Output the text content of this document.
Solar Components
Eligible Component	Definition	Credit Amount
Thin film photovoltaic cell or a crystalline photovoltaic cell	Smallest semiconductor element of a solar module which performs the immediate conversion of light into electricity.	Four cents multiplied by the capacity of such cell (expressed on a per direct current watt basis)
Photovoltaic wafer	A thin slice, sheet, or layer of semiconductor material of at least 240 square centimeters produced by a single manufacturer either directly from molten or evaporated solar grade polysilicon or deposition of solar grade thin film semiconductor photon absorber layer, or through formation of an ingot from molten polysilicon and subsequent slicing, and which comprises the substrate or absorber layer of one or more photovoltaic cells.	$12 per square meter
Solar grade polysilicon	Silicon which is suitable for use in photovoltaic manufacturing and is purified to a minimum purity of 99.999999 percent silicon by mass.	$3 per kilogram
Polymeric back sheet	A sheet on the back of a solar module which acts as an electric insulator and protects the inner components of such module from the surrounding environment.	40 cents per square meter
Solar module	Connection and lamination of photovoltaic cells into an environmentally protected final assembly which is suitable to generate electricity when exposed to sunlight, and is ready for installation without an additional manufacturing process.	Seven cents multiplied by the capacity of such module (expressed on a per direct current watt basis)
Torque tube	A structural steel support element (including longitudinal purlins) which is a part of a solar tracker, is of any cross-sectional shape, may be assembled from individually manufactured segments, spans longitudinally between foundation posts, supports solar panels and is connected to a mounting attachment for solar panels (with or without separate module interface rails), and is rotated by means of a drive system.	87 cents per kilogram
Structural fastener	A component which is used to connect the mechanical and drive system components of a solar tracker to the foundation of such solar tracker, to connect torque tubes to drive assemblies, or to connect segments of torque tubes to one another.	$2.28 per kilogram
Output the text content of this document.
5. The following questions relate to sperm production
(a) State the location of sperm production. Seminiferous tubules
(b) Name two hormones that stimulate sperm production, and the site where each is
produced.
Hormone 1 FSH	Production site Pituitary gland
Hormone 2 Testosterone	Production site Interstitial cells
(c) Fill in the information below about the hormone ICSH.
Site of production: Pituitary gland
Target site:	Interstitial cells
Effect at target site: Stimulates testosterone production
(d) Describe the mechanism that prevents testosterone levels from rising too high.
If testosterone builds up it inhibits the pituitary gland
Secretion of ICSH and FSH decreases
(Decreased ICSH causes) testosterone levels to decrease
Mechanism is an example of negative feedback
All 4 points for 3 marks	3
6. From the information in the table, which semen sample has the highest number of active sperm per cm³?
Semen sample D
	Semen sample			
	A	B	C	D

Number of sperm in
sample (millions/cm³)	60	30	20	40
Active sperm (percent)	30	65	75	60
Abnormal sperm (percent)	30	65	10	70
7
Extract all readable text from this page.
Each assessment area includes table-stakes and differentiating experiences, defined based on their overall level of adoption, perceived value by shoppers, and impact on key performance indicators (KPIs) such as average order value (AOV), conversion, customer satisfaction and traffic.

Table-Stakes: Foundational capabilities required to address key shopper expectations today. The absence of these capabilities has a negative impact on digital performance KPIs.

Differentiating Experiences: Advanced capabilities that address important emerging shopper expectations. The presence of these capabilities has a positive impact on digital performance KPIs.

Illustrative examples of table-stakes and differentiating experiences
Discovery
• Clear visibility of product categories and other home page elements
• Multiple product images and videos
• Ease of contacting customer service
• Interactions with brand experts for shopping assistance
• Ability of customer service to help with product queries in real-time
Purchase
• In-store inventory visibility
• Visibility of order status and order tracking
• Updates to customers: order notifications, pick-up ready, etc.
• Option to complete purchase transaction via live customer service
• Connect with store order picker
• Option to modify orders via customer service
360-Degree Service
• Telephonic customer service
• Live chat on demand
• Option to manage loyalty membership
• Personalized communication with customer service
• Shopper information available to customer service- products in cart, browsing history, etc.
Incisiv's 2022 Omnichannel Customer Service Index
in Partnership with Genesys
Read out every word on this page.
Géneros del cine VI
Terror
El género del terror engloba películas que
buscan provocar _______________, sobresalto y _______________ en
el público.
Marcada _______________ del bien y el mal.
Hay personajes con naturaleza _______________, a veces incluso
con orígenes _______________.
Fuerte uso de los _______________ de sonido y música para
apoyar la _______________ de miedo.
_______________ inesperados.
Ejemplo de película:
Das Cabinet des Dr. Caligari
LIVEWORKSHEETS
# # # # # # #
= Aim of the task =
Reproduce every line above. Keep it exact.

= Result for this task =
Output the text content of this document.
Solar Components
Eligible Component	Definition	Credit Amount
Thin film photovoltaic cell or a crystalline photovoltaic cell	Smallest semiconductor element of a solar module which performs the immediate conversion of light into electricity.	Four cents multiplied by the capacity of such cell (expressed on a per direct current watt basis)
Photovoltaic wafer	A thin slice, sheet, or layer of semiconductor material of at least 240 square centimeters produced by a single manufacturer either directly from molten or evaporated solar grade polysilicon or deposition of solar grade thin film semiconductor photon absorber layer, or through formation of an ingot from molten polysilicon and subsequent slicing, and which comprises the substrate or absorber layer of one or more photovoltaic cells.	$12 per square meter
Solar grade polysilicon	Silicon which is suitable for use in photovoltaic manufacturing and is purified to a minimum purity of 99.999999 percent silicon by mass.	$3 per kilogram
Polymeric back sheet	A sheet on the back of a solar module which acts as an electric insulator and protects the inner components of such module from the surrounding environment.	40 cents per square meter
Solar module	Connection and lamination of photovoltaic cells into an environmentally protected final assembly which is suitable to generate electricity when exposed to sunlight, and is ready for installation without an additional manufacturing process.	Seven cents multiplied by the capacity of such module (expressed on a per direct current watt basis)
Torque tube	A structural steel support element (including longitudinal purlins) which is a part of a solar tracker, is of any cross-sectional shape, may be assembled from individually manufactured segments, spans longitudinally between foundation posts, supports solar panels and is connected to a mounting attachment for solar panels (with or without separate module interface rails), and is rotated by means of a drive system.	87 cents per kilogram
Structural fastener	A component which is used to connect the mechanical and drive system components of a solar tracker to the foundation of such solar tracker, to connect torque tubes to drive assemblies, or to connect segments of torque tubes to one another.	$2.28 per kilogram
Output the text content of this document.
5. The following questions relate to sperm production
(a) State the location of sperm production. Seminiferous tubules
(b) Name two hormones that stimulate sperm production, and the site where each is
produced.
Hormone 1 FSH	Production site Pituitary gland
Hormone 2 Testosterone	Production site Interstitial cells
(c) Fill in the information below about the hormone ICSH.
Site of production: Pituitary gland
Target site:	Interstitial cells
Effect at target site: Stimulates testosterone production
(d) Describe the mechanism that prevents testosterone levels from rising too high.
If testosterone builds up it inhibits the pituitary gland
Secretion of ICSH and FSH decreases
(Decreased ICSH causes) testosterone levels to decrease
Mechanism is an example of negative feedback
All 4 points for 3 marks	3
6. From the information in the table, which semen sample has the highest number of active sperm per cm³?
Semen sample D
	Semen sample			
	A	B	C	D

Number of sperm in
sample (millions/cm³)	60	30	20	40
Active sperm (percent)	30	65	75	60
Abnormal sperm (percent)	30	65	10	70
7
Extract all readable text from this page.
Each assessment area includes table-stakes and differentiating experiences, defined based on their overall level of adoption, perceived value by shoppers, and impact on key performance indicators (KPIs) such as average order value (AOV), conversion, customer satisfaction and traffic.

Table-Stakes: Foundational capabilities required to address key shopper expectations today. The absence of these capabilities has a negative impact on digital performance KPIs.

Differentiating Experiences: Advanced capabilities that address important emerging shopper expectations. The presence of these capabilities has a positive impact on digital performance KPIs.

Illustrative examples of table-stakes and differentiating experiences
Discovery
• Clear visibility of product categories and other home page elements
• Multiple product images and videos
• Ease of contacting customer service
• Interactions with brand experts for shopping assistance
• Ability of customer service to help with product queries in real-time
Purchase
• In-store inventory visibility
• Visibility of order status and order tracking
• Updates to customers: order notifications, pick-up ready, etc.
• Option to complete purchase transaction via live customer service
• Connect with store order picker
• Option to modify orders via customer service
360-Degree Service
• Telephonic customer service
• Live chat on demand
• Option to manage loyalty membership
• Personalized communication with customer service
• Shopper information available to customer service- products in cart, browsing history, etc.
Incisiv's 2022 Omnichannel Customer Service Index
in Partnership with Genesys
Read out every word on this page.
Géneros del cine VI
Terror
El género del terror engloba películas que
buscan provocar _______________, sobresalto y _______________ en
el público.
Marcada _______________ del bien y el mal.
Hay personajes con naturaleza _______________, a veces incluso
con orígenes _______________.
Fuerte uso de los _______________ de sonido y música para
apoyar la _______________ de miedo.
_______________ inesperados.
Ejemplo de película:
Das Cabinet des Dr. Caligari
LIVEWORKSHEETS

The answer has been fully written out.